§ Esercizio 1: Nell'articolo sul ritorno in campo di Leo Castan, quale squadra affronta la Roma nel suo primo test?
§ Esercizio 2: Continua l'articolo sul ritorno in campo di Leo Castan a partire dalla sua ultima frase.

§ Segmento del documento:
# # # #

(A.Angeloni) – Una vita fa, 13 settembre 2014, Empoli. Giramenti di testa, la malattia (cavernoma nel cervelletto), la paura, l’intervento e il lento ritorno alla normalità. A Pinzolo, Leo Castan si sente calciatore e rieccolo in campo in una partita. Non il massimo, perché nel suo primo test la Roma affronta una squadra di B ungherese, il Gyirmot. Livello molto basso, ma al confronto di questa Roma sembrava il Real. Al di là del risultato, sconfitta 2-1, e degli insulti a Pallotta (15’pt, un «Pallotta pezzo di…» si eleva da una minoranza del pubblico) più qualche coro ironico dopo il raddoppio di tale Attila («Vinceremo il tricolor», «Resteremo in serie A» e «Vogliamo un tiro in porta») le sensazioni sono di una squadra incompleta e con numerose incognite.

# # # #

(Elementi del dataset archiviati)
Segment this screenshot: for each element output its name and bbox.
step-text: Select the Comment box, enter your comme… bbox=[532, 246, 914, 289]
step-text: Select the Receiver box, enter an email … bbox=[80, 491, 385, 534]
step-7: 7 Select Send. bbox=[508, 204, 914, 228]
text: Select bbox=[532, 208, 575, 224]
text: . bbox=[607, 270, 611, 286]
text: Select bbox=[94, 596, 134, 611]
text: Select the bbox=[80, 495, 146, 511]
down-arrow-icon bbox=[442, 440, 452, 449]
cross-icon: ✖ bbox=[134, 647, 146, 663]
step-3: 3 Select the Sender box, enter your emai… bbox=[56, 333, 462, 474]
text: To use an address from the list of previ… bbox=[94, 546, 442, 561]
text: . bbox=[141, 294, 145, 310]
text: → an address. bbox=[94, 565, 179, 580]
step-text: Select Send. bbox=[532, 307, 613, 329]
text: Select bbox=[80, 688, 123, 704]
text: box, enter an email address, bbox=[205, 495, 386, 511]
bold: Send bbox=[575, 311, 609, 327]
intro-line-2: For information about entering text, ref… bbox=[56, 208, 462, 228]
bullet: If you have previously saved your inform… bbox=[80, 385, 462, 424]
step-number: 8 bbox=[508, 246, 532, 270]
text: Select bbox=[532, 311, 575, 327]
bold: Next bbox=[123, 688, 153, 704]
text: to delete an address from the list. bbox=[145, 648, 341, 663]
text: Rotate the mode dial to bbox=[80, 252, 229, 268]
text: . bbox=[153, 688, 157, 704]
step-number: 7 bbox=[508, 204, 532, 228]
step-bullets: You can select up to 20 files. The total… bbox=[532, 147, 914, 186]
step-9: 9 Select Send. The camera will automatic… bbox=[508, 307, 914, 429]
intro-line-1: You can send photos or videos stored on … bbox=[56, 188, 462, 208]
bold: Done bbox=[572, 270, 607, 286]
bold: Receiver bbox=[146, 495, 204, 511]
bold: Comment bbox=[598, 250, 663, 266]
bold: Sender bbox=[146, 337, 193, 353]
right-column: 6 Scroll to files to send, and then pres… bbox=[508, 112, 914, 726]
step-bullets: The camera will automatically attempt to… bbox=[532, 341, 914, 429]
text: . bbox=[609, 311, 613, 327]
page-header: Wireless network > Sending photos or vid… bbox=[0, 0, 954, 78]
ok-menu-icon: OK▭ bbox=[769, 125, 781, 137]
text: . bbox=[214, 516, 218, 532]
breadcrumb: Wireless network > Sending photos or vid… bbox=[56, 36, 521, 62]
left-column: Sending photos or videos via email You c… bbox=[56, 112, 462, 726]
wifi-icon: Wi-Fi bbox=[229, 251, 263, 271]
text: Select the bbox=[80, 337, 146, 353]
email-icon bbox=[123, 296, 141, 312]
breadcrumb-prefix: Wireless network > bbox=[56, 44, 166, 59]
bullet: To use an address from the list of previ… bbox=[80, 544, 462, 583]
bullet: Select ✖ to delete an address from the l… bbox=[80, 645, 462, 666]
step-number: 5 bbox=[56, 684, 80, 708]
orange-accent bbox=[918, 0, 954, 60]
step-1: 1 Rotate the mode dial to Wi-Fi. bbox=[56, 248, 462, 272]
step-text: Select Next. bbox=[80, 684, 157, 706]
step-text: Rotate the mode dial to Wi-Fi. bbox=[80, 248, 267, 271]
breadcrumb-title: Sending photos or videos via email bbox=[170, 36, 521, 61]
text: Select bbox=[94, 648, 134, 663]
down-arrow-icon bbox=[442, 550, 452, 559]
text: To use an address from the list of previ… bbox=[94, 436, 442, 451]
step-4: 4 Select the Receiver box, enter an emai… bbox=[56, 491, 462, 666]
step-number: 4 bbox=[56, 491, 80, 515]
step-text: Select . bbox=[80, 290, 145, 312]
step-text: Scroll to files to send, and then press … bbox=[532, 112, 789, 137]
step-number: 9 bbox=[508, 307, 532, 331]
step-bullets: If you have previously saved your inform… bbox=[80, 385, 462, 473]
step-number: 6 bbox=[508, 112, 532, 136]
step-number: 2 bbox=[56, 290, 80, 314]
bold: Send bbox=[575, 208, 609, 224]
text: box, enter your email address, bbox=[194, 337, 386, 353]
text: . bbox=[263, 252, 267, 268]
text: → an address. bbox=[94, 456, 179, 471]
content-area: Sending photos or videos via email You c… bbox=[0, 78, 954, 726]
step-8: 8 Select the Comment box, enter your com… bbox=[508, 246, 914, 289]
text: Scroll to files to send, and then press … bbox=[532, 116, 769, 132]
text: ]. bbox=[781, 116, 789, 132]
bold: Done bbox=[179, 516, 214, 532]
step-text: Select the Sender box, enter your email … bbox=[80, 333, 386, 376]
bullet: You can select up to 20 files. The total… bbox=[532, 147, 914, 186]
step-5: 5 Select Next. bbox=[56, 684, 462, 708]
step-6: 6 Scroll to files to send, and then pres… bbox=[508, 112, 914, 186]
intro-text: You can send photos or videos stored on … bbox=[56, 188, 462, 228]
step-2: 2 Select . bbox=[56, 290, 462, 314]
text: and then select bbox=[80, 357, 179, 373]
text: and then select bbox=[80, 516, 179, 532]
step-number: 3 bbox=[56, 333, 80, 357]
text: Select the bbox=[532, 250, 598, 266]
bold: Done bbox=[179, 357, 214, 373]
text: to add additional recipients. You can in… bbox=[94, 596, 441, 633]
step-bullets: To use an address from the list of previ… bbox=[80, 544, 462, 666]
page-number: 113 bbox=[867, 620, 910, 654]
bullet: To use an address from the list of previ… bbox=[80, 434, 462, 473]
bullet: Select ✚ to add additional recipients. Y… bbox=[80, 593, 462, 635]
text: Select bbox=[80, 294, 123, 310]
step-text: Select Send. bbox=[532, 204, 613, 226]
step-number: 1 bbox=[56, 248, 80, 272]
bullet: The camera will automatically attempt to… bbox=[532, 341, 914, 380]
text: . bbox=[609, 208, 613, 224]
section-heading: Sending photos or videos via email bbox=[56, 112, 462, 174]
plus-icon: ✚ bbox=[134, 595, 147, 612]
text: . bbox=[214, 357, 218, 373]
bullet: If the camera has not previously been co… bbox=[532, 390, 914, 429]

# # # #

§ Risposta finale 1: Il Gyirmot, una squadra di B ungherese.

§ Risposta finale 2:
L’URLO DI LEO – Forse l’unica nota più o meno lieta è proprio Castan, che interpreta la gara nella maniera giusta, le dà e le prende senza paura. «I tifosi hanno ragione: non si vince da tanto tempo. Bisogna avere la personalità, comportarsi da uomini. Sarà un anno lungo e difficile, i nostri sostenitori hanno avuto già tanta pazienza. Siamo all’inizio, abbiamo lavorato tanto, le gambe sono pesanti. Dobbiamo migliorare, più cattivi. Il calcio può essere brutto ma giocato in maniera semplice, senza lamentarsi. La mia condizione fisica? Basta trattarmi come un malato. Ho solo bisogno di lavorare», l’analisi di Leo, guerriero anche della parola. E’ terminato il ritiro delle famiglie, tornano in “campo” i contestatori(non tantissimi) che aspettano buone nuove da un po’: comincia la vera ricostruzione da qui in avanti, proprio gli occhi di Sabatini, giunto a Pinzolo (con Baldissoni) ma senza i pacchi sorpresa attesi da Garcia. Che intanto studia Iago Falque, volenteroso ma imballato (come tutti) e osserva i progressi fisici di Maicon, il cui ginocchio però non lascia mai troppo tranquilli. E per adesso prova anche Cole (questo passa il convento).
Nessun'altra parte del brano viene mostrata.